### Aim
Repeat, without any change, the lines of the material from the one containing "notice-title: NOTICE bbox=[470, 495, 534, 512]" through the one containing "circle-bullet-icon bbox=[238, 762, 248, 772]", including both.

[Stored items from a collection]
— Start —

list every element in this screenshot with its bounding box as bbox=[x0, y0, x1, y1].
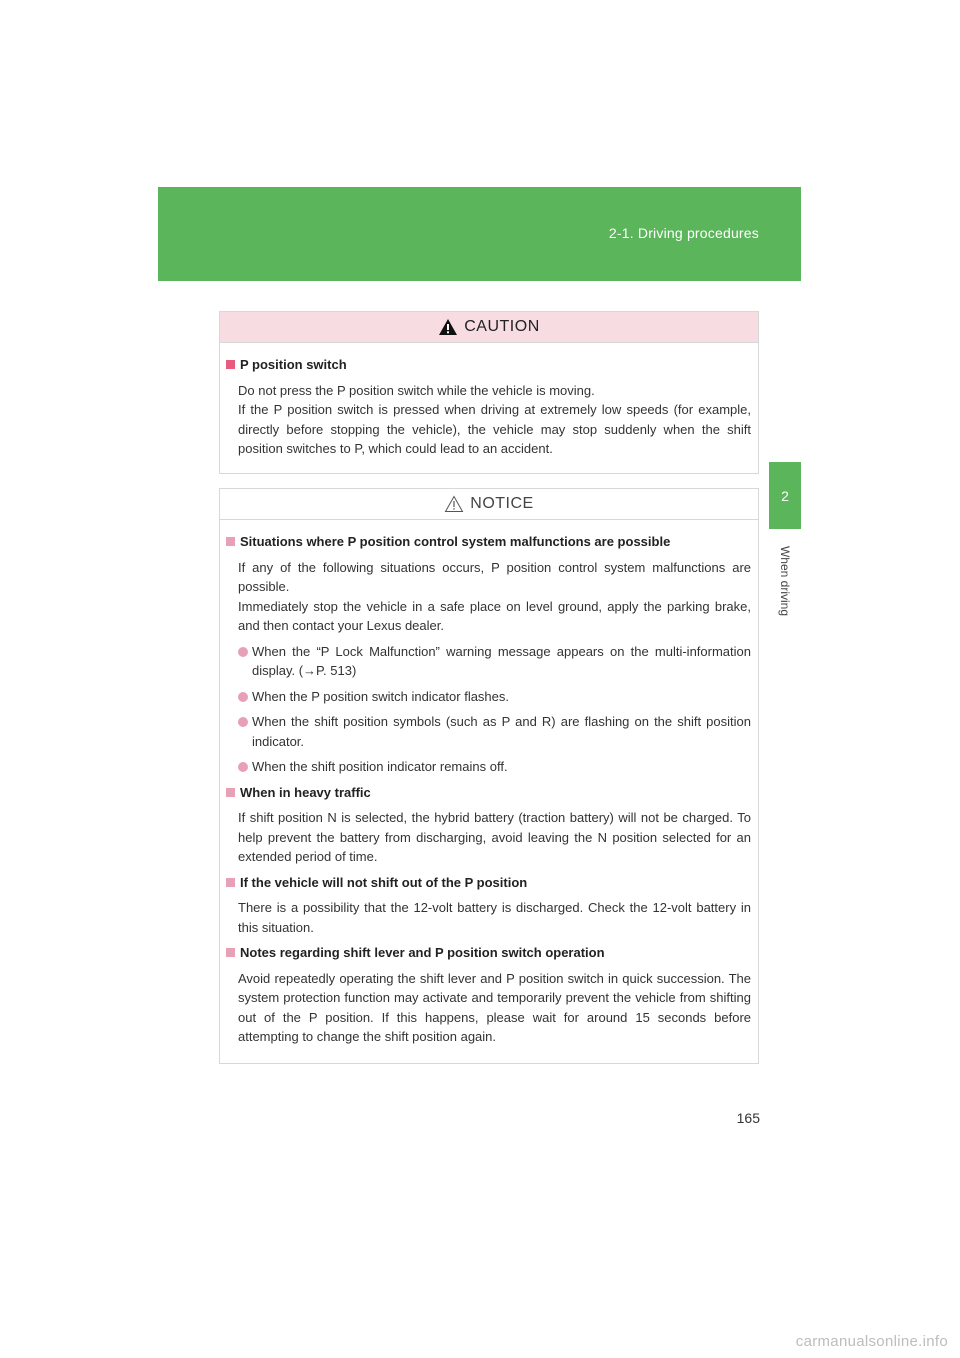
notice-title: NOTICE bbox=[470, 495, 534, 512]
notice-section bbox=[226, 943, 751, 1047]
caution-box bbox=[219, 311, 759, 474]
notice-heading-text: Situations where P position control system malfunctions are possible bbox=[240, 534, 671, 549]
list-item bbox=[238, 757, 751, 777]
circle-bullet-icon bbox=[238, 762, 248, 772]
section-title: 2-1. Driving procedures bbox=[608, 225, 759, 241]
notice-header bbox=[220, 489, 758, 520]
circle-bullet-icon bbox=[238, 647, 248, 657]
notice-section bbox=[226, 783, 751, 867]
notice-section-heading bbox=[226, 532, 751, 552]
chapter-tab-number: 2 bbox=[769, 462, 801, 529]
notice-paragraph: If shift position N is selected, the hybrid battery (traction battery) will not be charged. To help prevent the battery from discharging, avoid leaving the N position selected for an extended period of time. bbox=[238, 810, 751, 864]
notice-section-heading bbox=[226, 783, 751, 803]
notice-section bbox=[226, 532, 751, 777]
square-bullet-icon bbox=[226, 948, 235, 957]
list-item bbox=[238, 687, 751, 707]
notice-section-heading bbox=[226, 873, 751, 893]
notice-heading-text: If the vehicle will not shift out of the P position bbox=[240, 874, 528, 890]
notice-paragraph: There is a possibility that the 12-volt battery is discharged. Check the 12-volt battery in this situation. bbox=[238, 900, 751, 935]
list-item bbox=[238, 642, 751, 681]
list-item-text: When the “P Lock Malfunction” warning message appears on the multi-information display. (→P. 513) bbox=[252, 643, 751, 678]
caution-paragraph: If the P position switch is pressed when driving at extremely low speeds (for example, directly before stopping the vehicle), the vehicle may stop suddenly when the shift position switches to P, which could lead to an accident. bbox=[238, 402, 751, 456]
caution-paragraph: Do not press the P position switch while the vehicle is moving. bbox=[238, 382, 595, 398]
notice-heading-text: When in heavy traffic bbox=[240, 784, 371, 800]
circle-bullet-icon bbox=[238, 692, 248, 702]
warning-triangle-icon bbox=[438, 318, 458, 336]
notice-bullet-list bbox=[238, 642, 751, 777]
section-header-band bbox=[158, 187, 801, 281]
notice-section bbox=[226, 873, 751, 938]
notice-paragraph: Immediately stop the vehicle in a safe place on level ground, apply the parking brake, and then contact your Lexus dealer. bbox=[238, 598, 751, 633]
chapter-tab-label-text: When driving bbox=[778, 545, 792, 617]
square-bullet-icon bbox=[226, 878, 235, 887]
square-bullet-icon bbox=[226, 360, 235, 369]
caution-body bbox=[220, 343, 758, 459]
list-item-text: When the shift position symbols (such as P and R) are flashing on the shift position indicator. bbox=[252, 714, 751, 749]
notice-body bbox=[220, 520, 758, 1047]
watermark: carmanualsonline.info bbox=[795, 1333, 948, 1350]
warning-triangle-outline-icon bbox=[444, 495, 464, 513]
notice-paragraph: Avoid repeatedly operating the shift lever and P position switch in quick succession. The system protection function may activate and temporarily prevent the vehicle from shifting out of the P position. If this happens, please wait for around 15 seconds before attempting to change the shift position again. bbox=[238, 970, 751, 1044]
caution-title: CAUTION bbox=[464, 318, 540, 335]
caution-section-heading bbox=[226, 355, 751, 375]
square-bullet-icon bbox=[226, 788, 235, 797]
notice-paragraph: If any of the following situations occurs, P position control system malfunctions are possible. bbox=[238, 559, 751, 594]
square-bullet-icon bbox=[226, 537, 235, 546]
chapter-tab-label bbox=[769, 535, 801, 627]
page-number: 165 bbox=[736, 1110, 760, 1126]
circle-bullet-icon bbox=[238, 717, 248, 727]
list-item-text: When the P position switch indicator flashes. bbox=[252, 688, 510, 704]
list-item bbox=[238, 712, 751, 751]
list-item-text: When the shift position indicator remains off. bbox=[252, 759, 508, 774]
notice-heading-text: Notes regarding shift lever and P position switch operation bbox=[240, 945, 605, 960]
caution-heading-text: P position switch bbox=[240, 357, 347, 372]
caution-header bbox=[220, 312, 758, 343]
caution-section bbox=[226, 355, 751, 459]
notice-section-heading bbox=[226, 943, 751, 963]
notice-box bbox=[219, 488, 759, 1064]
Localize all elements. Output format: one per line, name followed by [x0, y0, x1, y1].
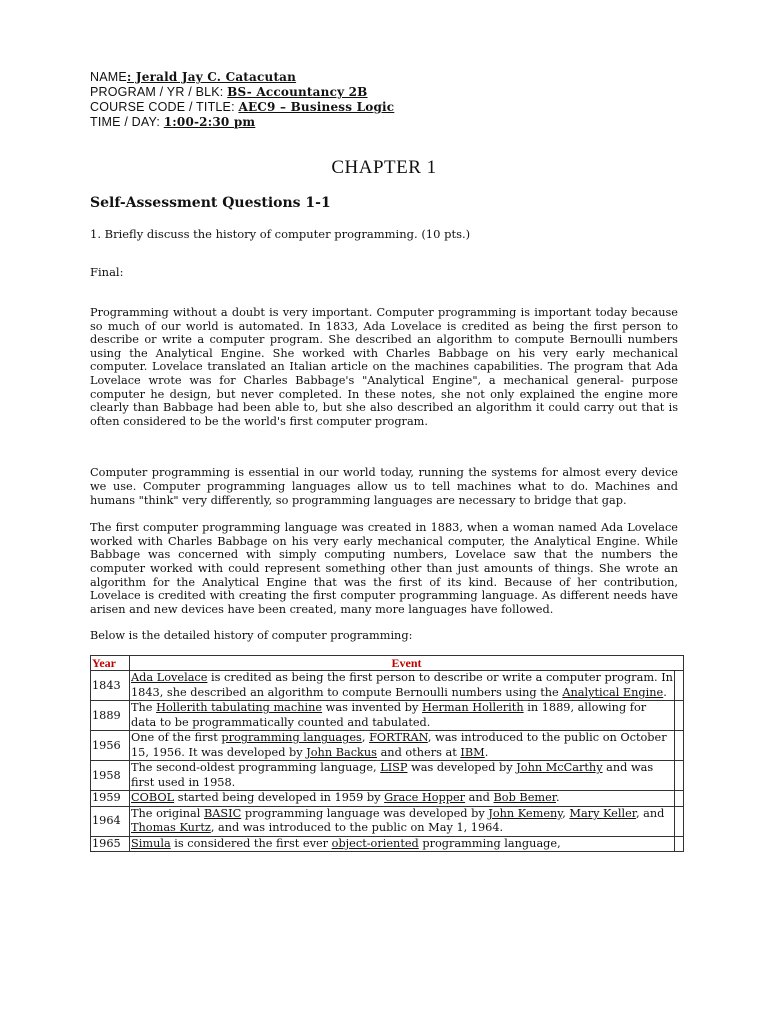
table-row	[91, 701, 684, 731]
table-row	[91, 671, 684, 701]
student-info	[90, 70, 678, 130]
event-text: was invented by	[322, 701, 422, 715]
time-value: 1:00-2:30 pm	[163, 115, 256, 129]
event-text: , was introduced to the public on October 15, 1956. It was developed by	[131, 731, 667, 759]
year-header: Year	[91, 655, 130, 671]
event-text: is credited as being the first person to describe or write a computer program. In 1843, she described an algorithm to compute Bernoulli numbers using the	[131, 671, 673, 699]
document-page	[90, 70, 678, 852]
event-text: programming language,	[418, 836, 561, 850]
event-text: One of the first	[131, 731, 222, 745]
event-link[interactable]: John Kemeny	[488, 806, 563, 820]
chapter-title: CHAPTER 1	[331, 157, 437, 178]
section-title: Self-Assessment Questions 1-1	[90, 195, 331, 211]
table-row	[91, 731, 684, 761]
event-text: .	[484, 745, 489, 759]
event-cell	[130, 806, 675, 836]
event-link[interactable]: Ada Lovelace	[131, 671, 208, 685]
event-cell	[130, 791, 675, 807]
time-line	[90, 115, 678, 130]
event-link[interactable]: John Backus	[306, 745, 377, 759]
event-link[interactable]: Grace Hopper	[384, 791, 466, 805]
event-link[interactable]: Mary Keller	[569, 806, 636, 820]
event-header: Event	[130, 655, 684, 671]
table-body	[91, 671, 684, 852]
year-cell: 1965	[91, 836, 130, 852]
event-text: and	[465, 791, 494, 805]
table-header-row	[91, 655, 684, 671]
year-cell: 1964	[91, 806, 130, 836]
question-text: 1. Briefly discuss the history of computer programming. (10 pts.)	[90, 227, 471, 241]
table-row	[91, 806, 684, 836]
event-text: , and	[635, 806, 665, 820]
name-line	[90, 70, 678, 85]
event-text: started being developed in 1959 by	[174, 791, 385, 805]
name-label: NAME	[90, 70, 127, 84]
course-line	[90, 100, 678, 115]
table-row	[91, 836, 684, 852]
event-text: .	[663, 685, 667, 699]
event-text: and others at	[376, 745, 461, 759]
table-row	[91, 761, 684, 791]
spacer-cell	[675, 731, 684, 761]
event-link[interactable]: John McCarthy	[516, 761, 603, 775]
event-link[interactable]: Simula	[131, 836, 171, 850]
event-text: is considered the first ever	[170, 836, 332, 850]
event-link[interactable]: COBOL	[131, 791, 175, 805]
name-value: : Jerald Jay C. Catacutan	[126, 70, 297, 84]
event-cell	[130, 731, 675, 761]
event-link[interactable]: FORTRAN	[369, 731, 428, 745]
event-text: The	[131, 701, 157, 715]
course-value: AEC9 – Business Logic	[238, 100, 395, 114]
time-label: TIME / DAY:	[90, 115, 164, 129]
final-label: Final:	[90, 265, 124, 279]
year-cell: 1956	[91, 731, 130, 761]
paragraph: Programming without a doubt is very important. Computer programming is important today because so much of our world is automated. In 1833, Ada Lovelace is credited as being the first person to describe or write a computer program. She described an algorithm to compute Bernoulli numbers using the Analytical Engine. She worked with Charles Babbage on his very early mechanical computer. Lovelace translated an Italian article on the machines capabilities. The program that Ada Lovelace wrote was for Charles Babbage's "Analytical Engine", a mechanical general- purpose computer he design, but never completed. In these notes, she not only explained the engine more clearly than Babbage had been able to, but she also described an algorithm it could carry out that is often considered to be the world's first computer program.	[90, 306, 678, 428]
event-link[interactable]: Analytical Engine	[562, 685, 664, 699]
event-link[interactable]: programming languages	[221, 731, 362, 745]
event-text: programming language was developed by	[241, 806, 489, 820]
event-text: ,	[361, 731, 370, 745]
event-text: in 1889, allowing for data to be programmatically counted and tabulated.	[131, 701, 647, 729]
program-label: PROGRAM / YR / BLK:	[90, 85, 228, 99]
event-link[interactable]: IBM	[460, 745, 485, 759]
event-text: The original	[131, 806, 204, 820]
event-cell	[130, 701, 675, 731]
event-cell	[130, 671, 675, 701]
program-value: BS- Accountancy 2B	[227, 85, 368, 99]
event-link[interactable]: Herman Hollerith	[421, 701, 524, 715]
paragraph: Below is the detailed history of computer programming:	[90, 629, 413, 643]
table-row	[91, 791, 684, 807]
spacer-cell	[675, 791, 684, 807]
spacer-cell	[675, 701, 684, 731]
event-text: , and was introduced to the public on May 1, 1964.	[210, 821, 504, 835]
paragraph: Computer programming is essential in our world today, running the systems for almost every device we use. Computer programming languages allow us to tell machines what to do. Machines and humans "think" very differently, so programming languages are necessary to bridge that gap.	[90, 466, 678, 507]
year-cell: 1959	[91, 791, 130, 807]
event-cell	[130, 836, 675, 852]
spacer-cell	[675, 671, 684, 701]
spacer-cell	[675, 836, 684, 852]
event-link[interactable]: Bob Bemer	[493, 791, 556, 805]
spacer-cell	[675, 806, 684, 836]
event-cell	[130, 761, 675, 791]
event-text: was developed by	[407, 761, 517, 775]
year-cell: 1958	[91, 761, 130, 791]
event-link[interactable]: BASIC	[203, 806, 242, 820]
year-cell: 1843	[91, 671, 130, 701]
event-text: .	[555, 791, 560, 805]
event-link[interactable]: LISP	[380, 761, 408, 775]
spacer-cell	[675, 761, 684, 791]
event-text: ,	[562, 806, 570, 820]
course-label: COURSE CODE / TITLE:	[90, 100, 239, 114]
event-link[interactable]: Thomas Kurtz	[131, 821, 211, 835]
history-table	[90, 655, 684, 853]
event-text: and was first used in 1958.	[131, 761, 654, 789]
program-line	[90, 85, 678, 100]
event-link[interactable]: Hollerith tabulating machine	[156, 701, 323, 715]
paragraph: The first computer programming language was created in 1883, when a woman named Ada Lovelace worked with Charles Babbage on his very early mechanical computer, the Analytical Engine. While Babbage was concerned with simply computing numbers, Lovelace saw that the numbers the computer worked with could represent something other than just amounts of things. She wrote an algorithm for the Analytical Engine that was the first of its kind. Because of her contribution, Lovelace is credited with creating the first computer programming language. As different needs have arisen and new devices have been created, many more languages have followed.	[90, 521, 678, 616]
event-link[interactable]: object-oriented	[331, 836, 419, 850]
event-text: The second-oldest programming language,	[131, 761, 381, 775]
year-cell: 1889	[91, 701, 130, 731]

— End —

### Full solution
notice-title: NOTICE bbox=[470, 495, 534, 512]
notice-section bbox=[226, 943, 751, 1047]
caution-box bbox=[219, 311, 759, 474]
notice-heading-text: Situations where P position control system malfunctions are possible bbox=[240, 534, 671, 549]
list-item bbox=[238, 757, 751, 777]
circle-bullet-icon bbox=[238, 762, 248, 772]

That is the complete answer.